INSTRUCTIONS FOR THE TASK: Retype the rows below, starting with the line that contains "status-bar: WeChat 1:21" and going on through the line that contains "rating-row-attitude: 服务态度 xyxy=(32,238,712,288)", keeping each one unchanged.

Records contained in a dataset:
________

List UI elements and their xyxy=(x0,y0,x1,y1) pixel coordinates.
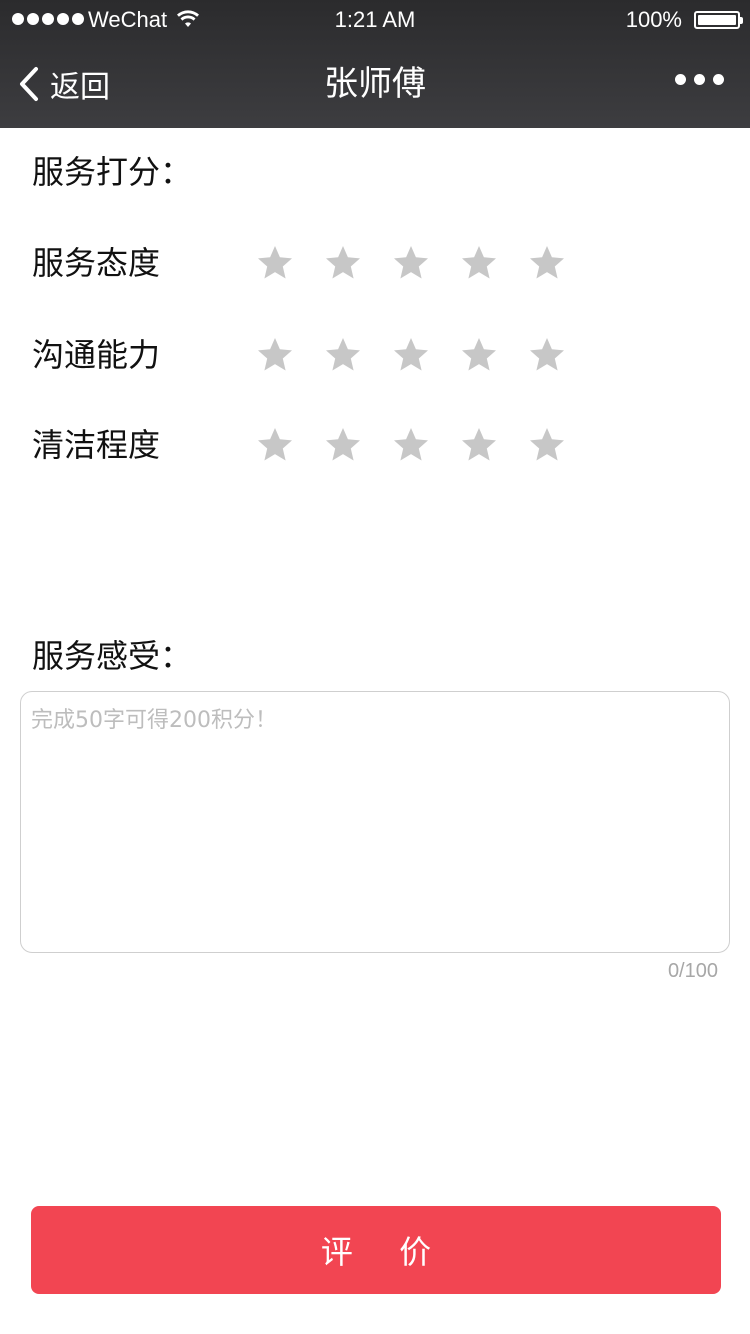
status-bar: WeChat 1:21 AM 100% xyxy=(0,0,750,40)
star-icon[interactable] xyxy=(392,336,430,374)
star-icon[interactable] xyxy=(460,244,498,282)
star-icon[interactable] xyxy=(392,244,430,282)
battery-percentage: 100% xyxy=(625,7,682,32)
star-icon[interactable] xyxy=(528,244,566,282)
rating-label: 清洁程度 xyxy=(32,426,161,464)
more-dots-icon[interactable] xyxy=(675,74,724,85)
star-icon[interactable] xyxy=(256,244,294,282)
character-counter: 0/100 xyxy=(667,960,718,982)
star-icon[interactable] xyxy=(324,244,362,282)
star-rating xyxy=(256,336,596,374)
star-icon[interactable] xyxy=(324,426,362,464)
star-icon[interactable] xyxy=(460,336,498,374)
navigation-bar: 返回 张师傅 xyxy=(0,40,750,128)
submit-review-button[interactable]: 评 价 xyxy=(31,1206,721,1294)
rating-row-attitude: 服务态度 xyxy=(32,238,712,288)
star-icon[interactable] xyxy=(392,426,430,464)
star-icon[interactable] xyxy=(256,336,294,374)
feedback-heading: 服务感受： xyxy=(32,637,193,675)
star-icon[interactable] xyxy=(528,336,566,374)
rating-label: 沟通能力 xyxy=(32,336,161,374)
star-rating xyxy=(256,426,596,464)
battery-icon xyxy=(694,11,743,29)
star-icon[interactable] xyxy=(528,426,566,464)
page-title: 张师傅 xyxy=(324,64,426,104)
feedback-textarea[interactable] xyxy=(20,691,730,953)
star-rating xyxy=(256,244,596,282)
top-bar: WeChat 1:21 AM 100% 返回 张师傅 xyxy=(0,0,750,128)
rating-row-cleanliness: 清洁程度 xyxy=(32,420,712,470)
rating-heading: 服务打分： xyxy=(32,153,193,191)
rating-row-communication: 沟通能力 xyxy=(32,330,712,380)
star-icon[interactable] xyxy=(256,426,294,464)
star-icon[interactable] xyxy=(460,426,498,464)
rating-label: 服务态度 xyxy=(32,244,161,282)
star-icon[interactable] xyxy=(324,336,362,374)
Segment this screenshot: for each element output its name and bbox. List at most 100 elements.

________

FINISHED TASK:
status-bar: WeChat 1:21 AM 100% xyxy=(0,0,750,40)
star-icon[interactable] xyxy=(392,336,430,374)
star-icon[interactable] xyxy=(460,244,498,282)
star-icon[interactable] xyxy=(392,244,430,282)
battery-percentage: 100% xyxy=(625,7,682,32)
star-icon[interactable] xyxy=(528,244,566,282)
rating-label: 清洁程度 xyxy=(32,426,161,464)
more-dots-icon[interactable] xyxy=(675,74,724,85)
star-icon[interactable] xyxy=(256,244,294,282)
character-counter: 0/100 xyxy=(667,960,718,982)
star-icon[interactable] xyxy=(324,244,362,282)
star-rating xyxy=(256,336,596,374)
star-icon[interactable] xyxy=(324,426,362,464)
star-icon[interactable] xyxy=(460,336,498,374)
navigation-bar: 返回 张师傅 xyxy=(0,40,750,128)
submit-review-button[interactable]: 评 价 xyxy=(31,1206,721,1294)
rating-row-attitude: 服务态度 xyxy=(32,238,712,288)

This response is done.